Фрагмент страницы:

_ _ _ _ _

Более того, элита интеллигенции СССР не просто благосклонно приняла эту программу, но и проявила в ее поддержке непонятную агрессивность и даже ненависть к энергетике. Вот «Меморандум в защиту природы» (1988), подписанный видными деятелями науки и культуры, в котором ведется атака на уже наполовину выполненную Энергетическую программу СССР, которая выводила СССР на уровень самых развитых стран по энергообеспечению. Вдумайтесь аргумент:

 

«Зачем увеличивать производство энергоресурсов, если мы затрачиваем две тонны топлива там, где в странах с высоким уровнем технологии обходятся одной тонной?».

 

Логика абсурдна - необходимый уровень производства энергии выводят не из собственных потребностей, а из потребностей других стран! С точки зрения норм рационального мышления это нечто из ряда вон выходящее. На более двух третей территории России среднегодовая температура воздуха ниже нуля, она составляет -2С. В Европе западнее России средняя температура даже в январе положительная. В центральной России на отопление двухкомнатной квартиры площадью 55 кв. метров по нормативам требуется 42 тыс. квт-часов энергии или 5 тыс. куб. м природного газа. Допустим, во Франции для отопления такой квартиры хватит 1 тыс. куб. м газа. Как из этого факта можно вывести, что нам тоже надо 1 тыс. куб. м? Это глупо, даже с учетом того, что Франция имеет «высокий уровень технологии».

_ _ _ _ _

Сохранённые данные:
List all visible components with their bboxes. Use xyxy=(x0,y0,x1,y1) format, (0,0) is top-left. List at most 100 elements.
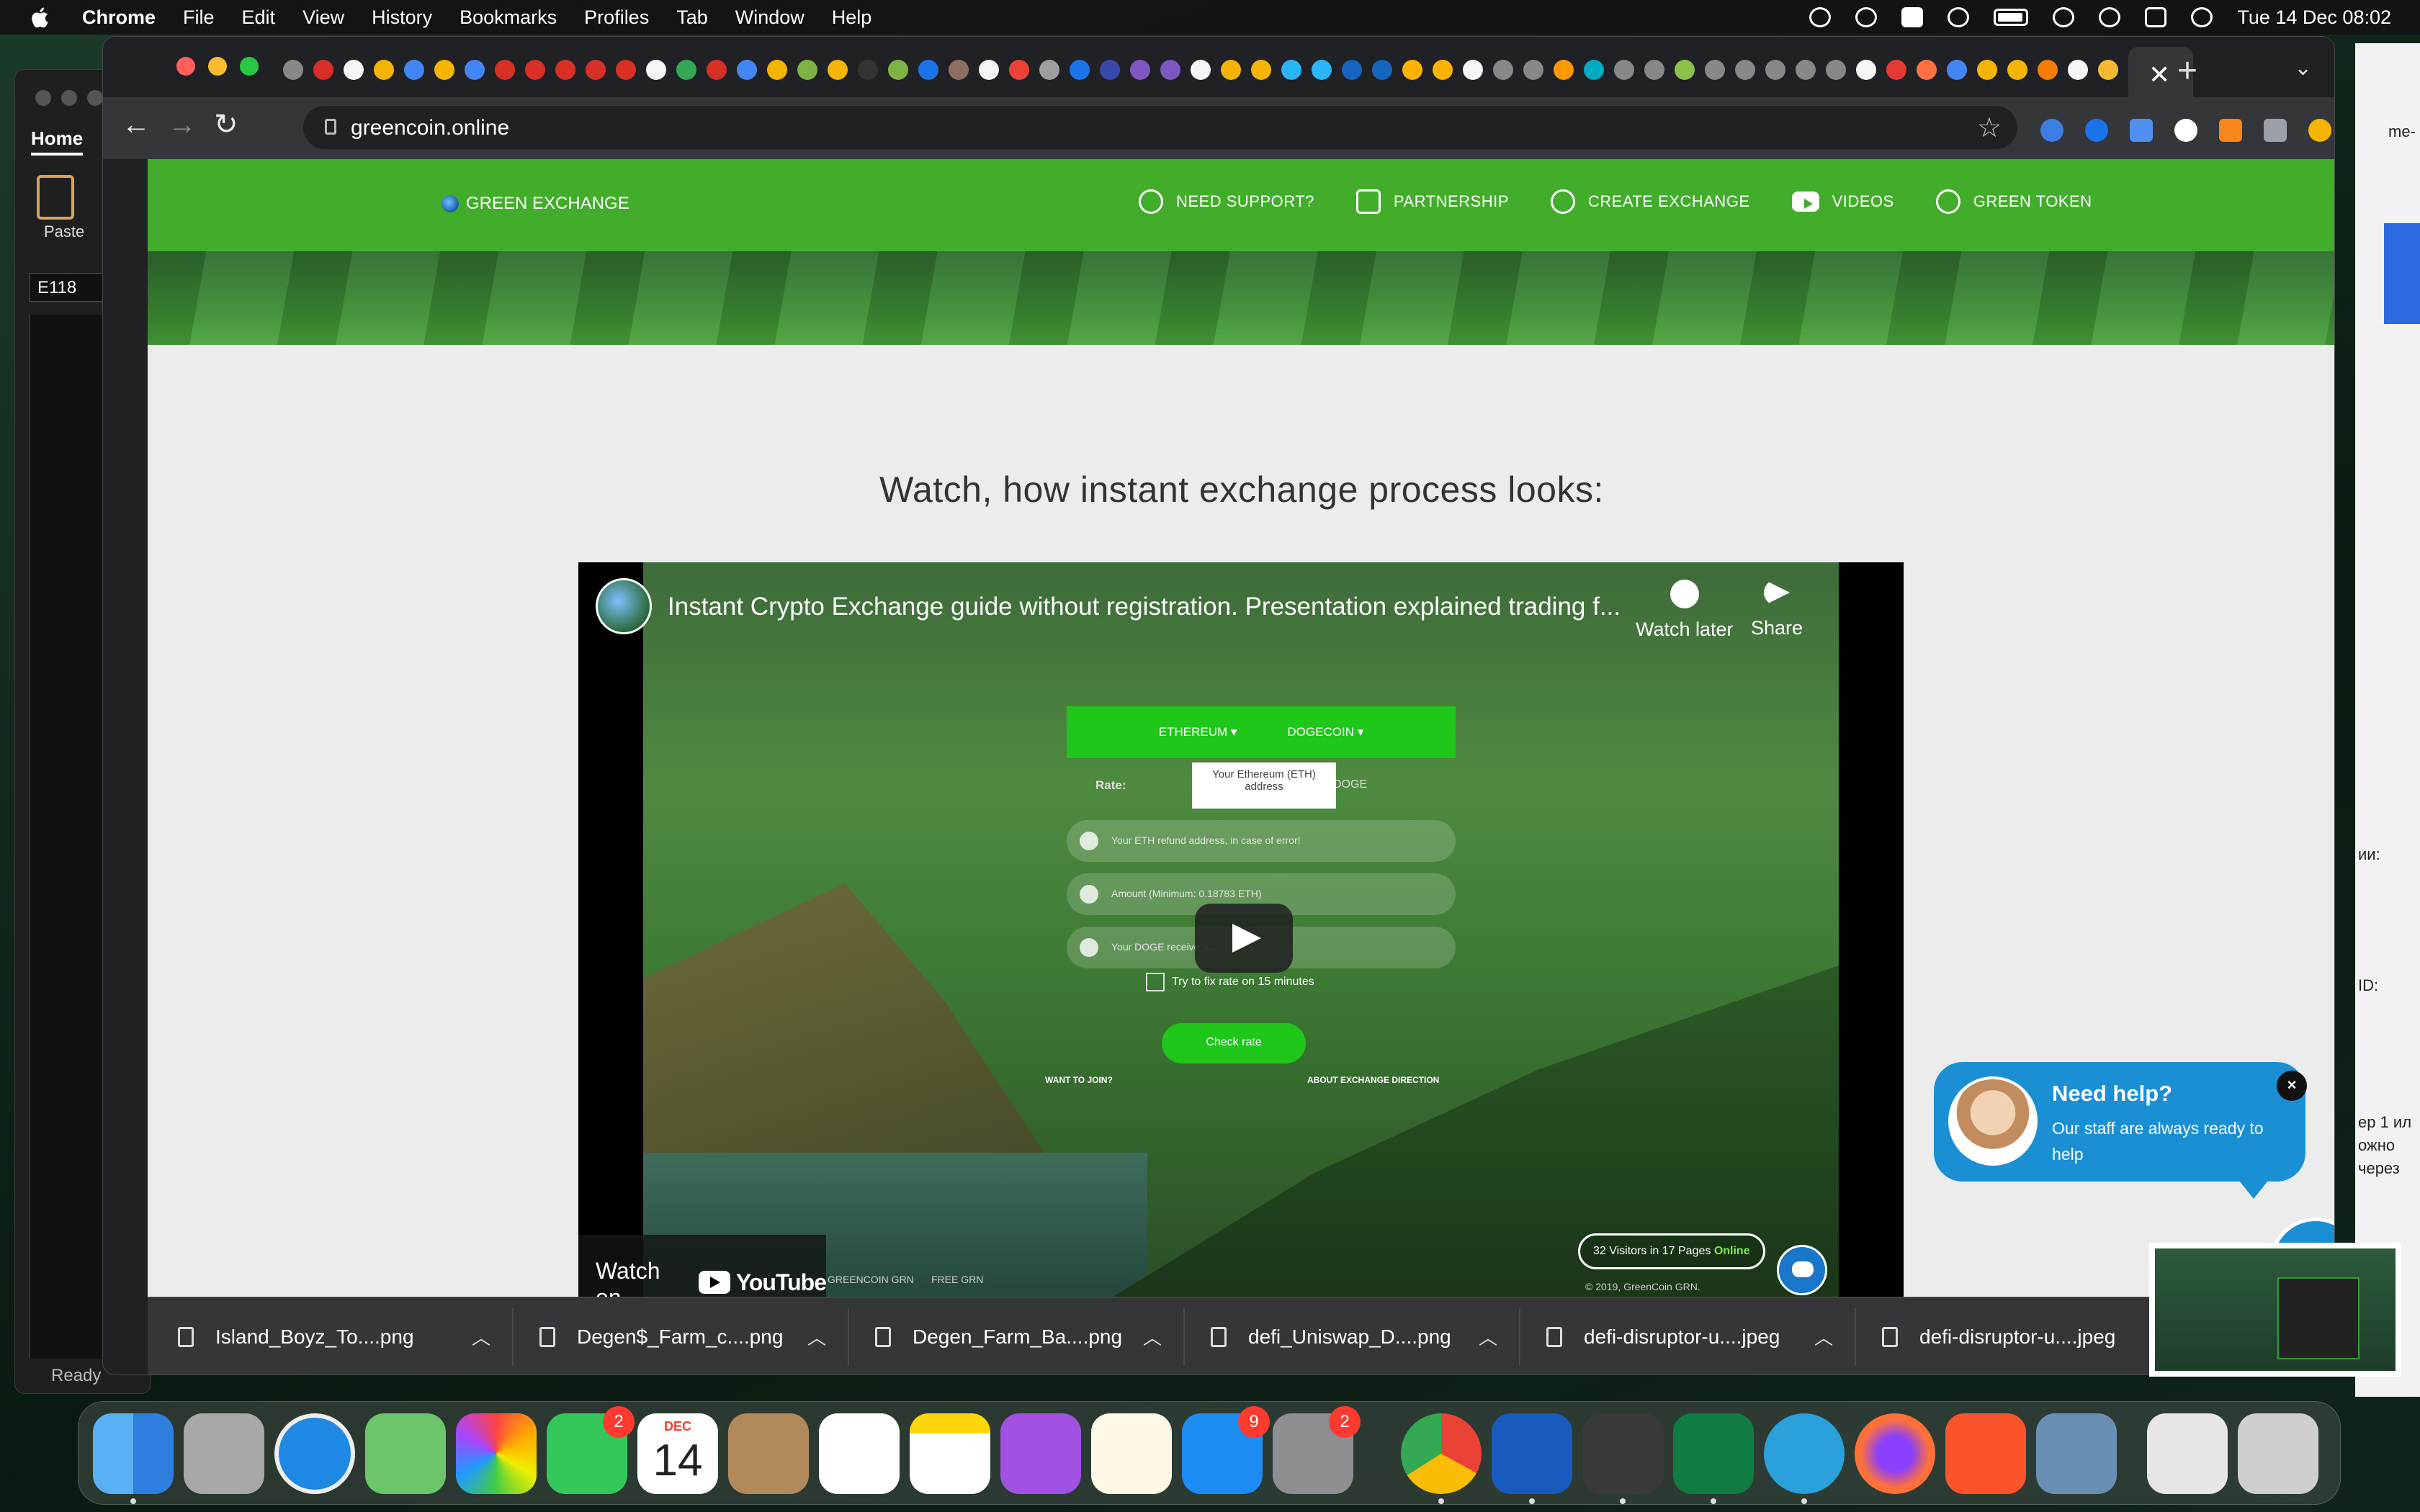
minimize-window-icon[interactable] xyxy=(208,57,227,76)
help-close-icon[interactable]: × xyxy=(2277,1071,2307,1101)
tab-favicon-icon[interactable] xyxy=(344,60,364,80)
preview-icon[interactable] xyxy=(2036,1413,2117,1494)
excel-minimize-icon[interactable] xyxy=(61,90,77,106)
chrome-icon[interactable] xyxy=(1401,1413,1482,1494)
tab-favicon-icon[interactable] xyxy=(1765,60,1785,80)
address-bar[interactable]: greencoin.online ☆ xyxy=(303,106,2017,149)
download-item[interactable]: defi-disruptor-u....jpeg︿ xyxy=(1520,1308,1856,1366)
tab-favicon-icon[interactable] xyxy=(1281,60,1301,80)
close-window-icon[interactable] xyxy=(176,57,195,76)
ethereum-extension-icon[interactable] xyxy=(2040,119,2063,142)
tab-favicon-icon[interactable] xyxy=(858,60,878,80)
notes-icon[interactable] xyxy=(910,1413,990,1494)
tab-favicon-icon[interactable] xyxy=(1584,60,1604,80)
contacts-icon[interactable] xyxy=(728,1413,809,1494)
metamask-icon[interactable] xyxy=(2219,119,2242,142)
tab-favicon-icon[interactable] xyxy=(1705,60,1725,80)
system-preferences-icon[interactable]: 2 xyxy=(1273,1406,1361,1494)
tab-favicon-icon[interactable] xyxy=(1402,60,1422,80)
tab-favicon-icon[interactable] xyxy=(737,60,757,80)
tab-favicon-icon[interactable] xyxy=(828,60,848,80)
tab-favicon-icon[interactable] xyxy=(1644,60,1664,80)
excel-icon[interactable] xyxy=(1673,1413,1754,1494)
tab-favicon-icon[interactable] xyxy=(434,60,454,80)
tab-favicon-icon[interactable] xyxy=(1463,60,1483,80)
tab-favicon-icon[interactable] xyxy=(979,60,999,80)
tab-favicon-icon[interactable] xyxy=(1614,60,1634,80)
tab-favicon-icon[interactable] xyxy=(1554,60,1574,80)
menu-window[interactable]: Window xyxy=(735,6,805,29)
excel-close-icon[interactable] xyxy=(35,90,51,106)
status-extra-icon[interactable] xyxy=(1948,7,1970,27)
help-widget[interactable]: Need help? Our staff are always ready to… xyxy=(1934,1062,2307,1199)
tab-favicon-icon[interactable] xyxy=(1039,60,1059,80)
input-source-icon[interactable] xyxy=(1901,7,1924,27)
tab-favicon-icon[interactable] xyxy=(555,60,575,80)
download-item[interactable]: defi_Uniswap_D....png ︿ xyxy=(1185,1308,1520,1366)
tab-favicon-icon[interactable] xyxy=(404,60,424,80)
tab-favicon-icon[interactable] xyxy=(1796,60,1816,80)
nav-need-support[interactable]: NEED SUPPORT? xyxy=(1139,189,1314,214)
app-store-icon[interactable]: 9 xyxy=(1182,1406,1270,1494)
tab-favicon-icon[interactable] xyxy=(2038,60,2058,80)
download-item[interactable]: Island_Boyz_To....png ︿ xyxy=(178,1308,514,1366)
screenshot-preview-thumbnail[interactable] xyxy=(2149,1243,2401,1377)
download-item[interactable]: defi-disruptor-u....jpeg︿ xyxy=(1856,1308,2192,1366)
tab-favicon-icon[interactable] xyxy=(1675,60,1695,80)
tab-favicon-icon[interactable] xyxy=(1221,60,1241,80)
tab-favicon-icon[interactable] xyxy=(1070,60,1090,80)
menu-clock[interactable]: Tue 14 Dec 08:02 xyxy=(2237,6,2391,29)
tab-favicon-icon[interactable] xyxy=(949,60,969,80)
tab-search-chevron-icon[interactable]: ⌄ xyxy=(2294,55,2312,81)
share-button[interactable]: Share xyxy=(1751,580,1803,639)
extension-link-icon[interactable] xyxy=(2174,119,2197,142)
chevron-up-icon[interactable]: ︿ xyxy=(807,1323,826,1350)
finder-icon[interactable] xyxy=(93,1413,174,1494)
tab-favicon-icon[interactable] xyxy=(1493,60,1513,80)
tab-favicon-icon[interactable] xyxy=(888,60,908,80)
extension-b-icon[interactable] xyxy=(2130,119,2153,142)
maps-icon[interactable] xyxy=(365,1413,446,1494)
launchpad-icon[interactable] xyxy=(184,1413,264,1494)
watch-later-button[interactable]: Watch later xyxy=(1636,580,1734,641)
profile-avatar-icon[interactable] xyxy=(2308,119,2331,142)
photos-icon[interactable] xyxy=(456,1413,537,1494)
tab-favicon-icon[interactable] xyxy=(1917,60,1937,80)
video-title[interactable]: Instant Crypto Exchange guide without re… xyxy=(668,593,1676,621)
tab-favicon-icon[interactable] xyxy=(1977,60,1997,80)
tab-favicon-icon[interactable] xyxy=(1130,60,1150,80)
document-stack-icon[interactable] xyxy=(2147,1413,2228,1494)
download-item[interactable]: Degen$_Farm_c....png ︿ xyxy=(514,1308,849,1366)
nav-create-exchange[interactable]: CREATE EXCHANGE xyxy=(1550,189,1750,214)
menu-edit[interactable]: Edit xyxy=(242,6,276,29)
battery-icon[interactable] xyxy=(1994,9,2029,26)
tab-favicon-icon[interactable] xyxy=(495,60,515,80)
channel-avatar[interactable] xyxy=(596,578,652,634)
tab-favicon-icon[interactable] xyxy=(1886,60,1906,80)
back-arrow-icon[interactable]: ← xyxy=(122,109,151,140)
safari-icon[interactable] xyxy=(274,1413,355,1494)
w-app-icon[interactable] xyxy=(1582,1413,1663,1494)
calendar-icon[interactable]: DEC 14 xyxy=(637,1413,718,1494)
facetime-icon[interactable]: 2 xyxy=(547,1406,635,1494)
apple-menu-icon[interactable] xyxy=(29,6,50,29)
tab-favicon-icon[interactable] xyxy=(374,60,394,80)
tab-favicon-icon[interactable] xyxy=(1433,60,1453,80)
trash-icon[interactable] xyxy=(2238,1413,2318,1494)
tab-favicon-icon[interactable] xyxy=(1160,60,1180,80)
zoom-window-icon[interactable] xyxy=(240,57,259,76)
tab-favicon-icon[interactable] xyxy=(2068,60,2088,80)
siri-icon[interactable] xyxy=(2191,7,2213,27)
forward-arrow-icon[interactable]: → xyxy=(168,109,197,140)
excel-zoom-icon[interactable] xyxy=(87,90,103,106)
tab-favicon-icon[interactable] xyxy=(1312,60,1332,80)
wifi-icon[interactable] xyxy=(2053,7,2075,27)
menu-help[interactable]: Help xyxy=(832,6,872,29)
nav-green-token[interactable]: GREEN TOKEN xyxy=(1935,189,2092,214)
menu-bookmarks[interactable]: Bookmarks xyxy=(460,6,557,29)
tab-favicon-icon[interactable] xyxy=(1523,60,1543,80)
tab-favicon-icon[interactable] xyxy=(1947,60,1967,80)
tab-favicon-icon[interactable] xyxy=(797,60,817,80)
telegram-icon[interactable] xyxy=(1764,1413,1845,1494)
youtube-embed[interactable]: Instant Crypto Exchange guide without re… xyxy=(578,562,1904,1297)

_ _ _ _ _

Пожалуйста, повторите целиком и слово в слово приведённый выше фрагмент об Энергетической программе СССР.

Решение задания:
Более того, элита интеллигенции СССР не просто благосклонно приняла эту программу, но и проявила в ее поддержке непонятную агрессивность и даже ненависть к энергетике. Вот «Меморандум в защиту природы» (1988), подписанный видными деятелями науки и культуры, в котором ведется атака на уже наполовину выполненную Энергетическую программу СССР, которая выводила СССР на уровень самых развитых стран по энергообеспечению. Вдумайтесь аргумент:

 

«Зачем увеличивать производство энергоресурсов, если мы затрачиваем две тонны топлива там, где в странах с высоким уровнем технологии обходятся одной тонной?».

 

Логика абсурдна - необходимый уровень производства энергии выводят не из собственных потребностей, а из потребностей других стран! С точки зрения норм рационального мышления это нечто из ряда вон выходящее. На более двух третей территории России среднегодовая температура воздуха ниже нуля, она составляет -2С. В Европе западнее России средняя температура даже в январе положительная. В центральной России на отопление двухкомнатной квартиры площадью 55 кв. метров по нормативам требуется 42 тыс. квт-часов энергии или 5 тыс. куб. м природного газа. Допустим, во Франции для отопления такой квартиры хватит 1 тыс. куб. м газа. Как из этого факта можно вывести, что нам тоже надо 1 тыс. куб. м? Это глупо, даже с учетом того, что Франция имеет «высокий уровень технологии».